(Records from a data collection)
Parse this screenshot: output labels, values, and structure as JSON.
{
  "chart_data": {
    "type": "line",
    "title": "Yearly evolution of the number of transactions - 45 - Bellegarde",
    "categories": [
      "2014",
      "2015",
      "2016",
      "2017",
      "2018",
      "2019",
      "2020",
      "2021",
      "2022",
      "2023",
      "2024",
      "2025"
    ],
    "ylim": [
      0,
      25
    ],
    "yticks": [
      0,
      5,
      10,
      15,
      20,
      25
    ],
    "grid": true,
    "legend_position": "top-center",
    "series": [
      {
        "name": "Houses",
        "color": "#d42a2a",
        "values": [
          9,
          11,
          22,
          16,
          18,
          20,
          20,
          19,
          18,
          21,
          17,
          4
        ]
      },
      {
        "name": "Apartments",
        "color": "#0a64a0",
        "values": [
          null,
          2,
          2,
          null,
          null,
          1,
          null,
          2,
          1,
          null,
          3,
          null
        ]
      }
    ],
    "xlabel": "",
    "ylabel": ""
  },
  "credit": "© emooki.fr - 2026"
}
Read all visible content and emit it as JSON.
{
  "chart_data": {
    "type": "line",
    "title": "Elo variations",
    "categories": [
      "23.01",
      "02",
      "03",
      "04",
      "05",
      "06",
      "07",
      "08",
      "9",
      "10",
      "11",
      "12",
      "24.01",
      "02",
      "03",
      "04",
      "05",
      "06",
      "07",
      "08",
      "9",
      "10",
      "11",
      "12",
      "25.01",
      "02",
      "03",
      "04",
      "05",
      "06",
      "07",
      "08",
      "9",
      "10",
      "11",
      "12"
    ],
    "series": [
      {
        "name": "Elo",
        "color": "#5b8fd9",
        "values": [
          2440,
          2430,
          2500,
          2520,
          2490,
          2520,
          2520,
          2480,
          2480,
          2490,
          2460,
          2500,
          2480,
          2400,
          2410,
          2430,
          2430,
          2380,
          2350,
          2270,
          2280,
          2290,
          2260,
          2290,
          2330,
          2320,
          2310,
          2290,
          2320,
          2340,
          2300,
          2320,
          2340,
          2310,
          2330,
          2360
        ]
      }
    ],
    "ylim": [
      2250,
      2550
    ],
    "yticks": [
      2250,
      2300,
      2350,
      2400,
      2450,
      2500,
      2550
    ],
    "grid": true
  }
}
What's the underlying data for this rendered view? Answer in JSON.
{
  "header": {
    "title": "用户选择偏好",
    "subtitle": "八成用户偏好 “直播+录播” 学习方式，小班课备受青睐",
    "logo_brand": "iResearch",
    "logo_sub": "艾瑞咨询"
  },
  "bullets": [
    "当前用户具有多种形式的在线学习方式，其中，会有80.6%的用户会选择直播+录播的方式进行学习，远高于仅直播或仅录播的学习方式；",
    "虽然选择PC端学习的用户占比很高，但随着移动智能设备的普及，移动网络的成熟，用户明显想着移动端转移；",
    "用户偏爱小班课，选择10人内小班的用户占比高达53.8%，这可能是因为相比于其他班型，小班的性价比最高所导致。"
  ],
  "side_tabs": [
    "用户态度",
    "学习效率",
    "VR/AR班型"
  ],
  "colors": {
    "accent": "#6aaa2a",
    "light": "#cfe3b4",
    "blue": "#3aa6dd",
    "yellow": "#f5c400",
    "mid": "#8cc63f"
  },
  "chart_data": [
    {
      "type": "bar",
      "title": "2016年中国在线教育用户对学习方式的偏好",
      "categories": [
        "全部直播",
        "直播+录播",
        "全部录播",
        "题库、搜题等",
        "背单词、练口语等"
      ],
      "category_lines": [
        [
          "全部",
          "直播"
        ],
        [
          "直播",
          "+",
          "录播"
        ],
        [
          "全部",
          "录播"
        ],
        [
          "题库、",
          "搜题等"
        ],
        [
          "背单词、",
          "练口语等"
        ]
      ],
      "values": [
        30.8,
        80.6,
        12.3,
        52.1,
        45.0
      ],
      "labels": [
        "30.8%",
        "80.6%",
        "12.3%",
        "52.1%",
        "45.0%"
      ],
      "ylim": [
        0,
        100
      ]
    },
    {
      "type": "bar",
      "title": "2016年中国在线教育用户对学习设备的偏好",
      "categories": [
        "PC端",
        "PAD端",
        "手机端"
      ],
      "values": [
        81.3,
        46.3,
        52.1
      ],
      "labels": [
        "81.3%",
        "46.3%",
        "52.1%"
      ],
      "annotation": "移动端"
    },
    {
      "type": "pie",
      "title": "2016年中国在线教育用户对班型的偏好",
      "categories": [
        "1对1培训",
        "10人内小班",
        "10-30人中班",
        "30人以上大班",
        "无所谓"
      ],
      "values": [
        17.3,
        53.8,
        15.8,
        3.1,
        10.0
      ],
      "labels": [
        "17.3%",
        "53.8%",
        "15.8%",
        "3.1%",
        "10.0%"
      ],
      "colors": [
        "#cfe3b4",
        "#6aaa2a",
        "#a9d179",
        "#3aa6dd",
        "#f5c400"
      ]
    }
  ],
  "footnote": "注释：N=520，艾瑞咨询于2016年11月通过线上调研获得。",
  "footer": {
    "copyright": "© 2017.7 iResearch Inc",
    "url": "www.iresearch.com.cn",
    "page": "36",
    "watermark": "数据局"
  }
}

__Prompt__
Repeat all the entries word for word.

__Answer to this task__
Parse this screenshot: output labels, values, and structure as JSON.
{
  "chart_data": {
    "type": "line",
    "title": "Yearly evolution of the number of transactions - 45 - Bellegarde",
    "categories": [
      "2014",
      "2015",
      "2016",
      "2017",
      "2018",
      "2019",
      "2020",
      "2021",
      "2022",
      "2023",
      "2024",
      "2025"
    ],
    "ylim": [
      0,
      25
    ],
    "yticks": [
      0,
      5,
      10,
      15,
      20,
      25
    ],
    "grid": true,
    "legend_position": "top-center",
    "series": [
      {
        "name": "Houses",
        "color": "#d42a2a",
        "values": [
          9,
          11,
          22,
          16,
          18,
          20,
          20,
          19,
          18,
          21,
          17,
          4
        ]
      },
      {
        "name": "Apartments",
        "color": "#0a64a0",
        "values": [
          null,
          2,
          2,
          null,
          null,
          1,
          null,
          2,
          1,
          null,
          3,
          null
        ]
      }
    ],
    "xlabel": "",
    "ylabel": ""
  },
  "credit": "© emooki.fr - 2026"
}
Read all visible content and emit it as JSON.
{
  "chart_data": {
    "type": "line",
    "title": "Elo variations",
    "categories": [
      "23.01",
      "02",
      "03",
      "04",
      "05",
      "06",
      "07",
      "08",
      "9",
      "10",
      "11",
      "12",
      "24.01",
      "02",
      "03",
      "04",
      "05",
      "06",
      "07",
      "08",
      "9",
      "10",
      "11",
      "12",
      "25.01",
      "02",
      "03",
      "04",
      "05",
      "06",
      "07",
      "08",
      "9",
      "10",
      "11",
      "12"
    ],
    "series": [
      {
        "name": "Elo",
        "color": "#5b8fd9",
        "values": [
          2440,
          2430,
          2500,
          2520,
          2490,
          2520,
          2520,
          2480,
          2480,
          2490,
          2460,
          2500,
          2480,
          2400,
          2410,
          2430,
          2430,
          2380,
          2350,
          2270,
          2280,
          2290,
          2260,
          2290,
          2330,
          2320,
          2310,
          2290,
          2320,
          2340,
          2300,
          2320,
          2340,
          2310,
          2330,
          2360
        ]
      }
    ],
    "ylim": [
      2250,
      2550
    ],
    "yticks": [
      2250,
      2300,
      2350,
      2400,
      2450,
      2500,
      2550
    ],
    "grid": true
  }
}
What's the underlying data for this rendered view? Answer in JSON.
{
  "header": {
    "title": "用户选择偏好",
    "subtitle": "八成用户偏好 “直播+录播” 学习方式，小班课备受青睐",
    "logo_brand": "iResearch",
    "logo_sub": "艾瑞咨询"
  },
  "bullets": [
    "当前用户具有多种形式的在线学习方式，其中，会有80.6%的用户会选择直播+录播的方式进行学习，远高于仅直播或仅录播的学习方式；",
    "虽然选择PC端学习的用户占比很高，但随着移动智能设备的普及，移动网络的成熟，用户明显想着移动端转移；",
    "用户偏爱小班课，选择10人内小班的用户占比高达53.8%，这可能是因为相比于其他班型，小班的性价比最高所导致。"
  ],
  "side_tabs": [
    "用户态度",
    "学习效率",
    "VR/AR班型"
  ],
  "colors": {
    "accent": "#6aaa2a",
    "light": "#cfe3b4",
    "blue": "#3aa6dd",
    "yellow": "#f5c400",
    "mid": "#8cc63f"
  },
  "chart_data": [
    {
      "type": "bar",
      "title": "2016年中国在线教育用户对学习方式的偏好",
      "categories": [
        "全部直播",
        "直播+录播",
        "全部录播",
        "题库、搜题等",
        "背单词、练口语等"
      ],
      "category_lines": [
        [
          "全部",
          "直播"
        ],
        [
          "直播",
          "+",
          "录播"
        ],
        [
          "全部",
          "录播"
        ],
        [
          "题库、",
          "搜题等"
        ],
        [
          "背单词、",
          "练口语等"
        ]
      ],
      "values": [
        30.8,
        80.6,
        12.3,
        52.1,
        45.0
      ],
      "labels": [
        "30.8%",
        "80.6%",
        "12.3%",
        "52.1%",
        "45.0%"
      ],
      "ylim": [
        0,
        100
      ]
    },
    {
      "type": "bar",
      "title": "2016年中国在线教育用户对学习设备的偏好",
      "categories": [
        "PC端",
        "PAD端",
        "手机端"
      ],
      "values": [
        81.3,
        46.3,
        52.1
      ],
      "labels": [
        "81.3%",
        "46.3%",
        "52.1%"
      ],
      "annotation": "移动端"
    },
    {
      "type": "pie",
      "title": "2016年中国在线教育用户对班型的偏好",
      "categories": [
        "1对1培训",
        "10人内小班",
        "10-30人中班",
        "30人以上大班",
        "无所谓"
      ],
      "values": [
        17.3,
        53.8,
        15.8,
        3.1,
        10.0
      ],
      "labels": [
        "17.3%",
        "53.8%",
        "15.8%",
        "3.1%",
        "10.0%"
      ],
      "colors": [
        "#cfe3b4",
        "#6aaa2a",
        "#a9d179",
        "#3aa6dd",
        "#f5c400"
      ]
    }
  ],
  "footnote": "注释：N=520，艾瑞咨询于2016年11月通过线上调研获得。",
  "footer": {
    "copyright": "© 2017.7 iResearch Inc",
    "url": "www.iresearch.com.cn",
    "page": "36",
    "watermark": "数据局"
  }
}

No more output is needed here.